* [What to produce]: Transcribe every line exactly and omit anything that is a picture.

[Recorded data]

-------------------------

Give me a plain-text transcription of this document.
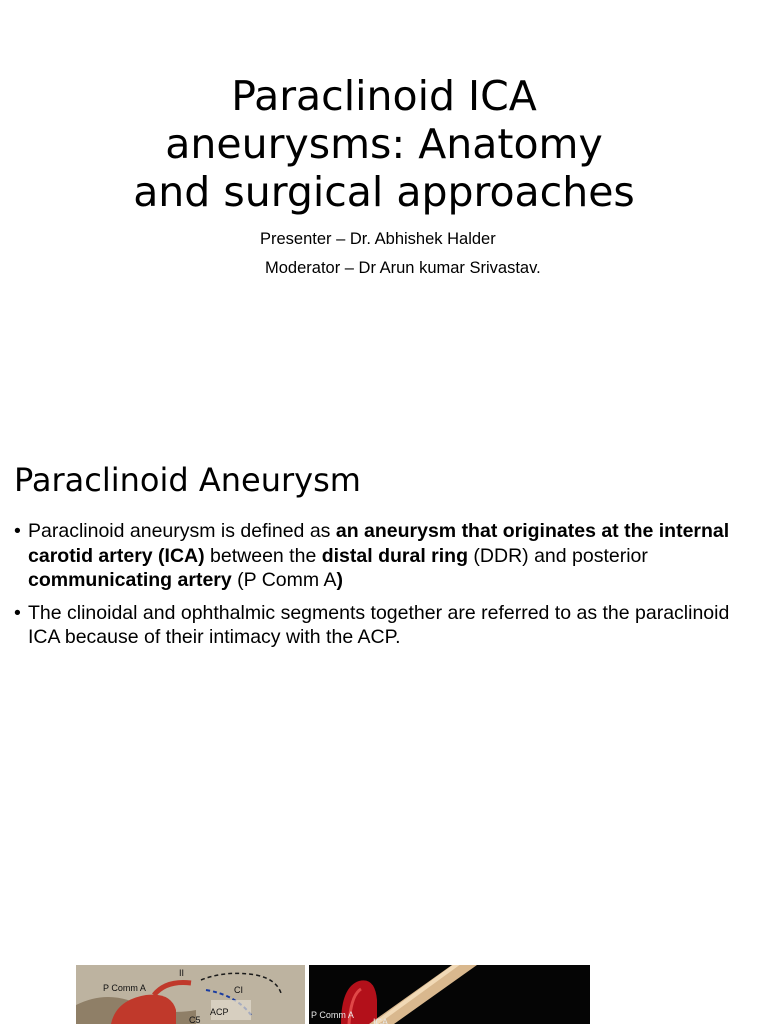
Paraclinoid ICA
aneurysms: Anatomy
and surgical approaches
Presenter – Dr. Abhishek Halder
Moderator – Dr Arun kumar Srivastav.
Paraclinoid Aneurysm
• Paraclinoid aneurysm is defined as an aneurysm that originates at the internal carotid artery (ICA) between the distal dural ring (DDR) and posterior communicating artery (P Comm A)
• The clinoidal and ophthalmic segments together are referred to as the paraclinoid ICA because of their intimacy with the ACP.
P Comm A
II
CI
ACP
C5	P Comm A
ICA
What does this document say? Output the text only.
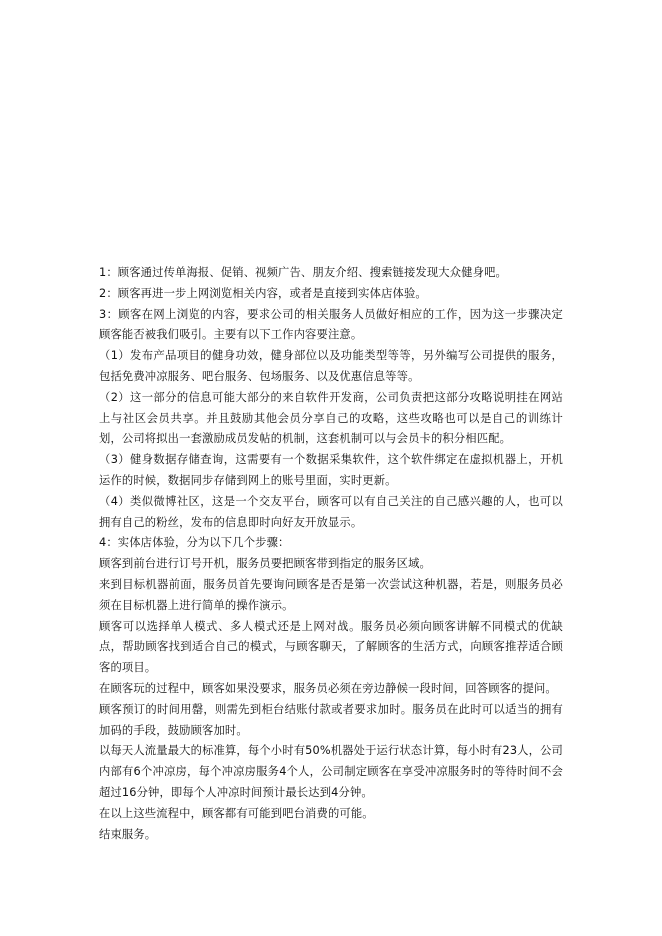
1：顾客通过传单海报、促销、视频广告、朋友介绍、搜索链接发现大众健身吧。

2：顾客再进一步上网浏览相关内容，或者是直接到实体店体验。

3：顾客在网上浏览的内容，要求公司的相关服务人员做好相应的工作，因为这一步骤决定顾客能否被我们吸引。主要有以下工作内容要注意。

（1）发布产品项目的健身功效，健身部位以及功能类型等等，另外编写公司提供的服务，包括免费冲凉服务、吧台服务、包场服务、以及优惠信息等等。

（2）这一部分的信息可能大部分的来自软件开发商，公司负责把这部分攻略说明挂在网站上与社区会员共享。并且鼓励其他会员分享自己的攻略，这些攻略也可以是自己的训练计划，公司将拟出一套激励成员发帖的机制，这套机制可以与会员卡的积分相匹配。

（3）健身数据存储查询，这需要有一个数据采集软件，这个软件绑定在虚拟机器上，开机运作的时候，数据同步存储到网上的账号里面，实时更新。

（4）类似微博社区，这是一个交友平台，顾客可以有自己关注的自己感兴趣的人，也可以拥有自己的粉丝，发布的信息即时向好友开放显示。

4：实体店体验，分为以下几个步骤：

顾客到前台进行订号开机，服务员要把顾客带到指定的服务区域。

来到目标机器前面，服务员首先要询问顾客是否是第一次尝试这种机器，若是，则服务员必须在目标机器上进行简单的操作演示。

顾客可以选择单人模式、多人模式还是上网对战。服务员必须向顾客讲解不同模式的优缺点，帮助顾客找到适合自己的模式，与顾客聊天，了解顾客的生活方式，向顾客推荐适合顾客的项目。

在顾客玩的过程中，顾客如果没要求，服务员必须在旁边静候一段时间，回答顾客的提问。

顾客预订的时间用罄，则需先到柜台结账付款或者要求加时。服务员在此时可以适当的拥有加码的手段，鼓励顾客加时。

以每天人流量最大的标准算，每个小时有50%机器处于运行状态计算，每小时有23人，公司内部有6个冲凉房，每个冲凉房服务4个人，公司制定顾客在享受冲凉服务时的等待时间不会超过16分钟，即每个人冲凉时间预计最长达到4分钟。

在以上这些流程中，顾客都有可能到吧台消费的可能。

结束服务。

-------------------------

* [Result of this exercise]:
Give me a plain-text transcription of this document.
Paraclinoid ICA
aneurysms: Anatomy
and surgical approaches
Presenter – Dr. Abhishek Halder
Moderator – Dr Arun kumar Srivastav.
Paraclinoid Aneurysm
• Paraclinoid aneurysm is defined as an aneurysm that originates at the internal carotid artery (ICA) between the distal dural ring (DDR) and posterior communicating artery (P Comm A)
• The clinoidal and ophthalmic segments together are referred to as the paraclinoid ICA because of their intimacy with the ACP.
P Comm A
II
CI
ACP
C5	P Comm A
ICA
What does this document say? Output the text only.
1：顾客通过传单海报、促销、视频广告、朋友介绍、搜索链接发现大众健身吧。

2：顾客再进一步上网浏览相关内容，或者是直接到实体店体验。

3：顾客在网上浏览的内容，要求公司的相关服务人员做好相应的工作，因为这一步骤决定顾客能否被我们吸引。主要有以下工作内容要注意。

（1）发布产品项目的健身功效，健身部位以及功能类型等等，另外编写公司提供的服务，包括免费冲凉服务、吧台服务、包场服务、以及优惠信息等等。

（2）这一部分的信息可能大部分的来自软件开发商，公司负责把这部分攻略说明挂在网站上与社区会员共享。并且鼓励其他会员分享自己的攻略，这些攻略也可以是自己的训练计划，公司将拟出一套激励成员发帖的机制，这套机制可以与会员卡的积分相匹配。

（3）健身数据存储查询，这需要有一个数据采集软件，这个软件绑定在虚拟机器上，开机运作的时候，数据同步存储到网上的账号里面，实时更新。

（4）类似微博社区，这是一个交友平台，顾客可以有自己关注的自己感兴趣的人，也可以拥有自己的粉丝，发布的信息即时向好友开放显示。

4：实体店体验，分为以下几个步骤：

顾客到前台进行订号开机，服务员要把顾客带到指定的服务区域。

来到目标机器前面，服务员首先要询问顾客是否是第一次尝试这种机器，若是，则服务员必须在目标机器上进行简单的操作演示。

顾客可以选择单人模式、多人模式还是上网对战。服务员必须向顾客讲解不同模式的优缺点，帮助顾客找到适合自己的模式，与顾客聊天，了解顾客的生活方式，向顾客推荐适合顾客的项目。

在顾客玩的过程中，顾客如果没要求，服务员必须在旁边静候一段时间，回答顾客的提问。

顾客预订的时间用罄，则需先到柜台结账付款或者要求加时。服务员在此时可以适当的拥有加码的手段，鼓励顾客加时。

以每天人流量最大的标准算，每个小时有50%机器处于运行状态计算，每小时有23人，公司内部有6个冲凉房，每个冲凉房服务4个人，公司制定顾客在享受冲凉服务时的等待时间不会超过16分钟，即每个人冲凉时间预计最长达到4分钟。

在以上这些流程中，顾客都有可能到吧台消费的可能。

结束服务。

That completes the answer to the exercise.